PROBLEM REQUIREMENTS » Copy each line containing the word "this" from the records that follow, please.

RECORD EXCERPTS »
★ ★ ★ ★ ★ ★ ★

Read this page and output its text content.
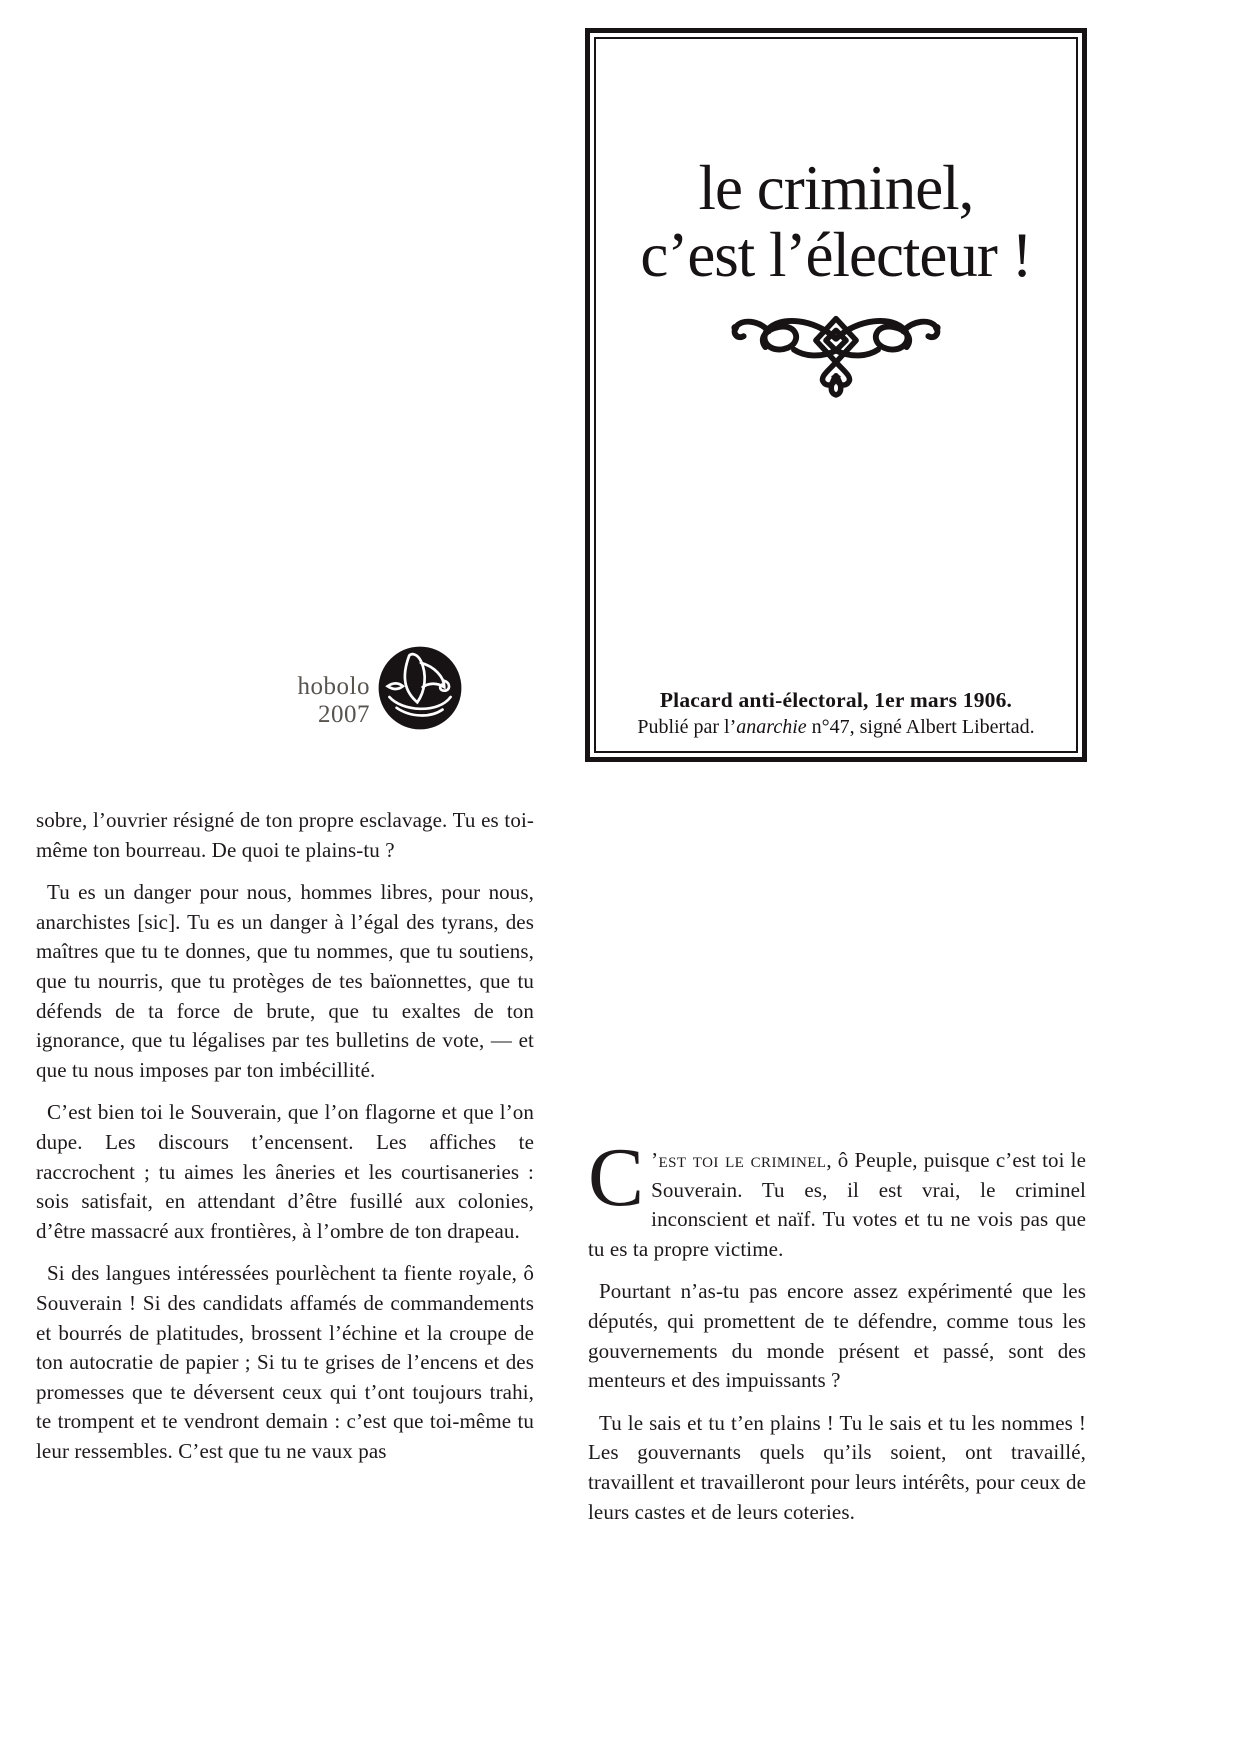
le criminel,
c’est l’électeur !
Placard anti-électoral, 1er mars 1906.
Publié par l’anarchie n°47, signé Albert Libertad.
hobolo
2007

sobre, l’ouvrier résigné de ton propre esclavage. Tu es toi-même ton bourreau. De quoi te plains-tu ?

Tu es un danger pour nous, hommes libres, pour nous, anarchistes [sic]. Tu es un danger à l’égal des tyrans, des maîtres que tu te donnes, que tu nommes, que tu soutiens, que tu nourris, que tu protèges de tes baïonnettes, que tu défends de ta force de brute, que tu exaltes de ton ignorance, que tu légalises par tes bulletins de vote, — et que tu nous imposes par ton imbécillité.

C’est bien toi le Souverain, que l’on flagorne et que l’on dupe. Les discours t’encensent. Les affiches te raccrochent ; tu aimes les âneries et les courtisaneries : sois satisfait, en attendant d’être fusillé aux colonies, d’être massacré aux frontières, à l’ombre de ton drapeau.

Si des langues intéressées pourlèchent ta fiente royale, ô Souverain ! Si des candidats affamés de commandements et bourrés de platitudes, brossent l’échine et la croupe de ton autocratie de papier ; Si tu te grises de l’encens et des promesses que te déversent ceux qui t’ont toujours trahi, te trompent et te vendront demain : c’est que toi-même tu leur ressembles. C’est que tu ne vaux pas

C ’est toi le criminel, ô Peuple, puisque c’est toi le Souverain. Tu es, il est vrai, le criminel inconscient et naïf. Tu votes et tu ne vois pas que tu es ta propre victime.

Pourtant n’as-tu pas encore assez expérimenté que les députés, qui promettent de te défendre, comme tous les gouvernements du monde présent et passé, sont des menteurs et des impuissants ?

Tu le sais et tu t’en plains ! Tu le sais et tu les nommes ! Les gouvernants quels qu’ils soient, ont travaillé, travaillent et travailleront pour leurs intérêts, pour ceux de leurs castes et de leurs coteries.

★ ★ ★ ★ ★ ★ ★

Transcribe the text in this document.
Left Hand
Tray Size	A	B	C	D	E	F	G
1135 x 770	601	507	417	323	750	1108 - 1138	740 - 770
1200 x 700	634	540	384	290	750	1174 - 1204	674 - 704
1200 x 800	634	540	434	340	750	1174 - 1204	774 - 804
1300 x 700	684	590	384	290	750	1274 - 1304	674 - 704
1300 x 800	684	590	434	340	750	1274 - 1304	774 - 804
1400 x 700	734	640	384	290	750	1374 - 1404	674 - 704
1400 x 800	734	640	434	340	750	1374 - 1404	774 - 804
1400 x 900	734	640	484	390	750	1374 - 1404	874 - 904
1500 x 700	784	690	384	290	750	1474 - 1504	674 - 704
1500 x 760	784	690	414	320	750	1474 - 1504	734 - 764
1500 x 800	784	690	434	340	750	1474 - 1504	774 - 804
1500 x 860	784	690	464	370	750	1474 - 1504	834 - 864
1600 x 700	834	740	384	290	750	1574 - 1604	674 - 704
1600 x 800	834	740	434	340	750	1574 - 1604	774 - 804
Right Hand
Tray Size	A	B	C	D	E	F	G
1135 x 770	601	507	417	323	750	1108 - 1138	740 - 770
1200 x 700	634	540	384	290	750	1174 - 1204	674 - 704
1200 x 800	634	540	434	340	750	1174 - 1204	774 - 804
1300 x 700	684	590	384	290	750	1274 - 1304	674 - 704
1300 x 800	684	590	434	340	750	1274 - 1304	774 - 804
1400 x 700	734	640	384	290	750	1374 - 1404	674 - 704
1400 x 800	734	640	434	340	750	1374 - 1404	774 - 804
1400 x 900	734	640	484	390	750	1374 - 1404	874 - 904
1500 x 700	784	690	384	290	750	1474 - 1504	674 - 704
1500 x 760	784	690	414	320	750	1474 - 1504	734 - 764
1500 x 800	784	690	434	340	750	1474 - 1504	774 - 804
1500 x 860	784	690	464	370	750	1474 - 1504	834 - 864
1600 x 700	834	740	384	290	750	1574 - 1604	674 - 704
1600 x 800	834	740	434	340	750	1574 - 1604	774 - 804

★ ★ ★ ★ ★ ★ ★

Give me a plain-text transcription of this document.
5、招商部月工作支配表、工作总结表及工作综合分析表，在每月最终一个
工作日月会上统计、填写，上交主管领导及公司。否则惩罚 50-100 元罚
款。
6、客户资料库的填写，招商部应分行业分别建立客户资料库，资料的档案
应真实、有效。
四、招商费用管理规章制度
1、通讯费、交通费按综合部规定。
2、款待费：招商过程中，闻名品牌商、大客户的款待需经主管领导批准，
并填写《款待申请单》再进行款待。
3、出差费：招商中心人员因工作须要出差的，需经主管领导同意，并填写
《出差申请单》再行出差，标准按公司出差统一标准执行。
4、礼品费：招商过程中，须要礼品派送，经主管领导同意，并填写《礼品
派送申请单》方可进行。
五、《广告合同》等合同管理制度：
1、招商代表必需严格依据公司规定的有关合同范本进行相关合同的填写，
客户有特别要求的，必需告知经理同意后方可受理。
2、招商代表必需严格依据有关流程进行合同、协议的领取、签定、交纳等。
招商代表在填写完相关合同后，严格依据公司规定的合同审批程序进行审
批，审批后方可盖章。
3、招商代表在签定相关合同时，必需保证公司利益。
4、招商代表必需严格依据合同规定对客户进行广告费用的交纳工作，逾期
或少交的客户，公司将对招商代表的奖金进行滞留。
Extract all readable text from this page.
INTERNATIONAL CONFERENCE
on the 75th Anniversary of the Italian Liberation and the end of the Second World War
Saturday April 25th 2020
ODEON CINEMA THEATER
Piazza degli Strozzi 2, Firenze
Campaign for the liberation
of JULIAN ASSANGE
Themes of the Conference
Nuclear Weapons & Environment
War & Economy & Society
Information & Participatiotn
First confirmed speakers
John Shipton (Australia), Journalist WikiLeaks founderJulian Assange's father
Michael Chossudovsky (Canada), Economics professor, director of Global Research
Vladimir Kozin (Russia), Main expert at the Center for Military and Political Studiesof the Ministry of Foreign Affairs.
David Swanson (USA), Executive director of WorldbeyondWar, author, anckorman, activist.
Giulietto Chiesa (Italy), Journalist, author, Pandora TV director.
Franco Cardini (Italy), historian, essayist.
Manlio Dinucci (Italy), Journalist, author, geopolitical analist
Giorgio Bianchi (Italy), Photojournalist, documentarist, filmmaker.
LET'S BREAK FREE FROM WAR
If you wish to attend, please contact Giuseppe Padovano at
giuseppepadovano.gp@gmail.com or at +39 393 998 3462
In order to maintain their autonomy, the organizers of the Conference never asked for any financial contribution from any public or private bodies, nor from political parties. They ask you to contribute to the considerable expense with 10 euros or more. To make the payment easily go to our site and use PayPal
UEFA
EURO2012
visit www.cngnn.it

★ ★ ★ ★ ★ ★ ★

THE OUTPUT »
Read this page and output its text content.
Transcribe the text in this document.
Give me a plain-text transcription of this document.
Extract all readable text from this page.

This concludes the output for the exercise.